Dataset excerpts:
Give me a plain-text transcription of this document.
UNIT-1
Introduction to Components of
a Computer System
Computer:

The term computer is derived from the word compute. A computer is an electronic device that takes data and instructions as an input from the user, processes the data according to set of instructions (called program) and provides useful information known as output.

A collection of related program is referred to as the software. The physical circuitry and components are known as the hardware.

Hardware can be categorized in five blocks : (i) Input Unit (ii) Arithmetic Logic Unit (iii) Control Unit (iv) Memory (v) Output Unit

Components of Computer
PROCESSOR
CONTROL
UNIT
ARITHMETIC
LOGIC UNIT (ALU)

Brief:
Gather each line of the listing that holds the string "known".

Correct answer:
The term computer is derived from the word compute. A computer is an electronic device that takes data and instructions as an input from the user, processes the data according to set of instructions (called program) and provides useful information known as output.
A collection of related program is referred to as the software. The physical circuitry and components are known as the hardware.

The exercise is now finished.